TASK TO CARRY OUT: Lines containing the word "laboris" are to be located and copied.

— START OF PROVIDED ENTRIES —

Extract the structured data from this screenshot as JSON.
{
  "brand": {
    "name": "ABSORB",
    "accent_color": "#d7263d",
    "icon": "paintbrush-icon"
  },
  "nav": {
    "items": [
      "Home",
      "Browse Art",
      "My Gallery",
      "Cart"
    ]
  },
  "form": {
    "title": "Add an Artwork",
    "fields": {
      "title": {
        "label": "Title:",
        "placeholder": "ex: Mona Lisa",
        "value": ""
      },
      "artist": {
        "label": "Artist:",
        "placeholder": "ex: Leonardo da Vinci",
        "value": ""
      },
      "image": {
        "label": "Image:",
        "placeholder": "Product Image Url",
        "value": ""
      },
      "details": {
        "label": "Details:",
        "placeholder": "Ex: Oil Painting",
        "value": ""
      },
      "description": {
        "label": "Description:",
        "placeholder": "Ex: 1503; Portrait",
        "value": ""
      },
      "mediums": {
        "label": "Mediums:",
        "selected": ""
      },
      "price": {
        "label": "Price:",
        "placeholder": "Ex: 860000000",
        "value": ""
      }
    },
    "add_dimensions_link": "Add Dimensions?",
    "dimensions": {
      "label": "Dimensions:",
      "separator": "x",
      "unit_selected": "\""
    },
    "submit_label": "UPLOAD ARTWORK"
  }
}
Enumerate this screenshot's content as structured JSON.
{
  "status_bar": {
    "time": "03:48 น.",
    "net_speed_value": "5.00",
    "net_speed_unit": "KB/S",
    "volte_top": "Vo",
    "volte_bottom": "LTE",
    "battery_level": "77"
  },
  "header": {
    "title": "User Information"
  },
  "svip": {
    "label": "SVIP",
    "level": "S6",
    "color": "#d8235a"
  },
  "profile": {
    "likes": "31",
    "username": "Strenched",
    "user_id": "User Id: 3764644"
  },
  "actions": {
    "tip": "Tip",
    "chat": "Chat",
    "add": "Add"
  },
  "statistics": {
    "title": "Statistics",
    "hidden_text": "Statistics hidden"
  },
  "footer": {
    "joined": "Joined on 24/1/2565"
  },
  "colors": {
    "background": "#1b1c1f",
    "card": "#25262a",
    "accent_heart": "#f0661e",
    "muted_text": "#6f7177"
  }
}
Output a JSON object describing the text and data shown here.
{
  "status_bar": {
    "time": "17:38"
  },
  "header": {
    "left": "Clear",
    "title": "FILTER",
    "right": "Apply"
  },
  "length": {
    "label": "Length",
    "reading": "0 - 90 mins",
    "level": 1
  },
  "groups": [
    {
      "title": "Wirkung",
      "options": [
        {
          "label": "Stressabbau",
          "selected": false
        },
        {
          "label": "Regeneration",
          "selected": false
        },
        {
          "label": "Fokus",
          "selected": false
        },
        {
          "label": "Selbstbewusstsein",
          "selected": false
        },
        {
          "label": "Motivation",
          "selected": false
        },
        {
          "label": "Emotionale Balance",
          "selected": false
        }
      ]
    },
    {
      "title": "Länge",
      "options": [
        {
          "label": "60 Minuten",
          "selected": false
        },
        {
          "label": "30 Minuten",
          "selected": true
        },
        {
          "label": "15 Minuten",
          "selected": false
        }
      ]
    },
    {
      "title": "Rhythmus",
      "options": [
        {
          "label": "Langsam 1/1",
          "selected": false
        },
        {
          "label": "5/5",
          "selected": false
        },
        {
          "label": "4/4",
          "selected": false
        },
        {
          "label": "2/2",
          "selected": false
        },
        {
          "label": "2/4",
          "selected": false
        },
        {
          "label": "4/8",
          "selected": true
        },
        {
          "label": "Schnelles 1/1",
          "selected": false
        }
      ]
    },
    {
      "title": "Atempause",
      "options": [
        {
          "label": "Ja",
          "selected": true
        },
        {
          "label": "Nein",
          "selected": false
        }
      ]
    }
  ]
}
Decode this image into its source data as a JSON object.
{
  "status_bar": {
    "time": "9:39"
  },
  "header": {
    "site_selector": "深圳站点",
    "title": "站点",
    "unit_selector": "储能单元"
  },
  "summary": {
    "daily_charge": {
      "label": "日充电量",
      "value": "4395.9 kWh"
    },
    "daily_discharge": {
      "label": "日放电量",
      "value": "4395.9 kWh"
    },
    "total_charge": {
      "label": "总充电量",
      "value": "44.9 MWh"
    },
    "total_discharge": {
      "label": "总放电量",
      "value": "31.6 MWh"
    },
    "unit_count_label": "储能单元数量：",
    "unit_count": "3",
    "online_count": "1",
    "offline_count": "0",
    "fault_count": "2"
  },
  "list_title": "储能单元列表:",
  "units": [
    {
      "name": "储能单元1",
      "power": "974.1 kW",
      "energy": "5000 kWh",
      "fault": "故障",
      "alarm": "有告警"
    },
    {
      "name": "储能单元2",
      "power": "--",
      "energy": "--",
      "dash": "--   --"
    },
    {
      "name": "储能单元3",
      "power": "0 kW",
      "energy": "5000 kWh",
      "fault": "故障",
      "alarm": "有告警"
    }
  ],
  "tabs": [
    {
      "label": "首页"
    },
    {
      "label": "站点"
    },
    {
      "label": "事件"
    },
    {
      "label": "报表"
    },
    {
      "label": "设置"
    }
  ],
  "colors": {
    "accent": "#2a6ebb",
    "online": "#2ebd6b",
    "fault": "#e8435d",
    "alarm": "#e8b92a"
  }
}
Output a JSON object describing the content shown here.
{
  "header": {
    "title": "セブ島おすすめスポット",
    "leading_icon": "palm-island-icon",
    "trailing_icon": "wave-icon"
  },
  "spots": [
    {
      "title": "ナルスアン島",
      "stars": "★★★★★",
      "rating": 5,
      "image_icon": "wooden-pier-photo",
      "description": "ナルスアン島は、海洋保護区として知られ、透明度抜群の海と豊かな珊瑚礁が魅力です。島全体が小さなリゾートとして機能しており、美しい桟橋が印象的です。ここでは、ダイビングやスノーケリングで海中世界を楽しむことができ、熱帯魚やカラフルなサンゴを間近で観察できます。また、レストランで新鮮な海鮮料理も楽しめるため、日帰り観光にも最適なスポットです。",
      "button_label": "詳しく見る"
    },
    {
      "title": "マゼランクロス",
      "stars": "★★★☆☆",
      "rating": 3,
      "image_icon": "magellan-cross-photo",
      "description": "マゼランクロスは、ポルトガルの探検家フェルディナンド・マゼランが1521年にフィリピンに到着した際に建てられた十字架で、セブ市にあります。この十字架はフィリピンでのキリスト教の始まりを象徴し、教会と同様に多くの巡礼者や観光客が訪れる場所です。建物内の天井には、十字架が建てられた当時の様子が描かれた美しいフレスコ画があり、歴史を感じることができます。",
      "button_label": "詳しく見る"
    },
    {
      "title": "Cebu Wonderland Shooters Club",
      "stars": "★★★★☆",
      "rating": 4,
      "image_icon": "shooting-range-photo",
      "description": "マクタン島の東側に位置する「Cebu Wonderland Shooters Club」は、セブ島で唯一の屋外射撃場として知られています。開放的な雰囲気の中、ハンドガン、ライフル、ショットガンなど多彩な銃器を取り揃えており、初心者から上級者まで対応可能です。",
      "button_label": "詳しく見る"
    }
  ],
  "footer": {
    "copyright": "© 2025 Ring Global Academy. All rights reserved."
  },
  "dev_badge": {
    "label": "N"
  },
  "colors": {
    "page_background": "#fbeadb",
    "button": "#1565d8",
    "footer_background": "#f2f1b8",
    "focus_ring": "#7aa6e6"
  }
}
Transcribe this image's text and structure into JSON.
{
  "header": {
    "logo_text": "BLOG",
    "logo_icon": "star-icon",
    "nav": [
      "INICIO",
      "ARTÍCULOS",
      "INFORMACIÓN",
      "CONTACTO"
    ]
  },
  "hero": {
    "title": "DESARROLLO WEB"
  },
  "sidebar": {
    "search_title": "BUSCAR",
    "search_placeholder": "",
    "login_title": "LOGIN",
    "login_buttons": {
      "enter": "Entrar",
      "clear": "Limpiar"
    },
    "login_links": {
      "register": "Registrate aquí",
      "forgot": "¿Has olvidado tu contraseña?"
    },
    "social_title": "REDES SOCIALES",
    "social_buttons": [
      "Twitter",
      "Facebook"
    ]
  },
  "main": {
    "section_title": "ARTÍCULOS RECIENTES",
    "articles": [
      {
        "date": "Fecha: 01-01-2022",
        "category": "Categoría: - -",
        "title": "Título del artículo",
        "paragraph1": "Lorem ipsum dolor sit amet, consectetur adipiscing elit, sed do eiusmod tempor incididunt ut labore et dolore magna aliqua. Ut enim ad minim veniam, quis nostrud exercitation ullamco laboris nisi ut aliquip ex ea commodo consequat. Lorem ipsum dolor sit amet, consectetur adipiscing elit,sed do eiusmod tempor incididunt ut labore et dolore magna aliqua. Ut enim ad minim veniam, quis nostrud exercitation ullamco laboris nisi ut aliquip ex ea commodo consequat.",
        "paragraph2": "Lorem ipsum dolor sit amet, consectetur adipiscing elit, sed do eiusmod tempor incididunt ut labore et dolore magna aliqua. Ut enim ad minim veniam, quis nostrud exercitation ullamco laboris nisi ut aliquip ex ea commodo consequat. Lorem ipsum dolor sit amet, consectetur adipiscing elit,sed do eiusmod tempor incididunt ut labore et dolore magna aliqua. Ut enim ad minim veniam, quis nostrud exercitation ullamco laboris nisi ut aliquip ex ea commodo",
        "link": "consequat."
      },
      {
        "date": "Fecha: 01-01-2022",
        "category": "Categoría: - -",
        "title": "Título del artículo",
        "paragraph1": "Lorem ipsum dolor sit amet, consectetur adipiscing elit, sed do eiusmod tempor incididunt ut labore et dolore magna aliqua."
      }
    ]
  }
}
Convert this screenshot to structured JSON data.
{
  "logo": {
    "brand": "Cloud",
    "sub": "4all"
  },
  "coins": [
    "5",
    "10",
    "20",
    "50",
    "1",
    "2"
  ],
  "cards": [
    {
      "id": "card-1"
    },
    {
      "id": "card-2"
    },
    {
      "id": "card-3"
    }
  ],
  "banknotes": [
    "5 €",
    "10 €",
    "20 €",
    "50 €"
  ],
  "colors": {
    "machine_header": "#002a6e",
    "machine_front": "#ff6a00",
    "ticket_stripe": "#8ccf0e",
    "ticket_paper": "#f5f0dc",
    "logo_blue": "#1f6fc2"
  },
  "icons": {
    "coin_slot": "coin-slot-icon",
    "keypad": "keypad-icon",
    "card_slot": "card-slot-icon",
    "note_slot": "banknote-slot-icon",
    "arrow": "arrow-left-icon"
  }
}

— END OF PROVIDED ENTRIES —

RESPONSE:
        "paragraph1": "Lorem ipsum dolor sit amet, consectetur adipiscing elit, sed do eiusmod tempor incididunt ut labore et dolore magna aliqua. Ut enim ad minim veniam, quis nostrud exercitation ullamco laboris nisi ut aliquip ex ea commodo consequat. Lorem ipsum dolor sit amet, consectetur adipiscing elit,sed do eiusmod tempor incididunt ut labore et dolore magna aliqua. Ut enim ad minim veniam, quis nostrud exercitation ullamco laboris nisi ut aliquip ex ea commodo consequat.",
        "paragraph2": "Lorem ipsum dolor sit amet, consectetur adipiscing elit, sed do eiusmod tempor incididunt ut labore et dolore magna aliqua. Ut enim ad minim veniam, quis nostrud exercitation ullamco laboris nisi ut aliquip ex ea commodo consequat. Lorem ipsum dolor sit amet, consectetur adipiscing elit,sed do eiusmod tempor incididunt ut labore et dolore magna aliqua. Ut enim ad minim veniam, quis nostrud exercitation ullamco laboris nisi ut aliquip ex ea commodo",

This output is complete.